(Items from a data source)
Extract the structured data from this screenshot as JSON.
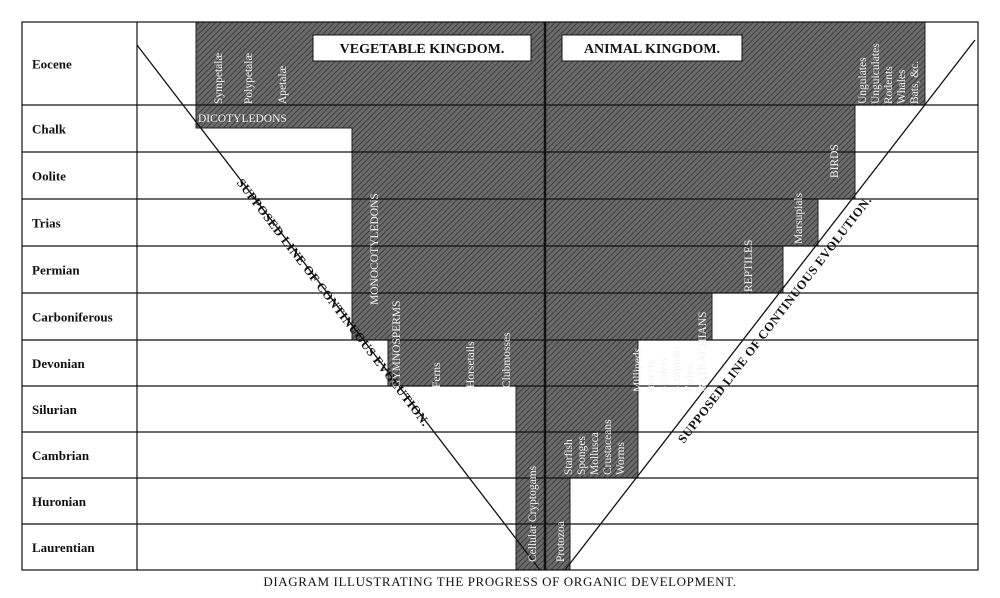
{
  "rows": [
    "Eocene",
    "Chalk",
    "Oolite",
    "Trias",
    "Permian",
    "Carboniferous",
    "Devonian",
    "Silurian",
    "Cambrian",
    "Huronian",
    "Laurentian"
  ],
  "kingdoms": {
    "vegetable": "VEGETABLE KINGDOM.",
    "animal": "ANIMAL KINGDOM."
  },
  "plant_groups": [
    "Sympetalæ",
    "Polypetalæ",
    "Apetalæ",
    "DICOTYLEDONS",
    "MONOCOTYLEDONS",
    "GYMNOSPERMS",
    "Ferns",
    "Horsetails",
    "Clubmosses",
    "Cellular Cryptogams"
  ],
  "animal_groups": [
    "Protozoa",
    "Starfish",
    "Sponges",
    "Mollusca",
    "Crustaceans",
    "Worms",
    "Millipeds",
    "Insects",
    "Spiders",
    "Scorpions",
    "Fishes",
    "BATRACHIANS",
    "REPTILES",
    "Marsupials",
    "BIRDS",
    "Ungulates",
    "Unguiculates",
    "Rodents",
    "Whales",
    "Bats, &c."
  ],
  "evolution_lines": [
    "SUPPOSED LINE OF CONTINUOUS EVOLUTION.",
    "SUPPOSED LINE OF CONTINUOUS EVOLUTION."
  ],
  "caption": "DIAGRAM ILLUSTRATING THE PROGRESS OF ORGANIC DEVELOPMENT."
}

Set task
Extract all the data above exactly, excluding every picture.

The response
Extract the structured data from this screenshot as JSON.
{
  "rows": [
    "Eocene",
    "Chalk",
    "Oolite",
    "Trias",
    "Permian",
    "Carboniferous",
    "Devonian",
    "Silurian",
    "Cambrian",
    "Huronian",
    "Laurentian"
  ],
  "kingdoms": {
    "vegetable": "VEGETABLE KINGDOM.",
    "animal": "ANIMAL KINGDOM."
  },
  "plant_groups": [
    "Sympetalæ",
    "Polypetalæ",
    "Apetalæ",
    "DICOTYLEDONS",
    "MONOCOTYLEDONS",
    "GYMNOSPERMS",
    "Ferns",
    "Horsetails",
    "Clubmosses",
    "Cellular Cryptogams"
  ],
  "animal_groups": [
    "Protozoa",
    "Starfish",
    "Sponges",
    "Mollusca",
    "Crustaceans",
    "Worms",
    "Millipeds",
    "Insects",
    "Spiders",
    "Scorpions",
    "Fishes",
    "BATRACHIANS",
    "REPTILES",
    "Marsupials",
    "BIRDS",
    "Ungulates",
    "Unguiculates",
    "Rodents",
    "Whales",
    "Bats, &c."
  ],
  "evolution_lines": [
    "SUPPOSED LINE OF CONTINUOUS EVOLUTION.",
    "SUPPOSED LINE OF CONTINUOUS EVOLUTION."
  ],
  "caption": "DIAGRAM ILLUSTRATING THE PROGRESS OF ORGANIC DEVELOPMENT."
}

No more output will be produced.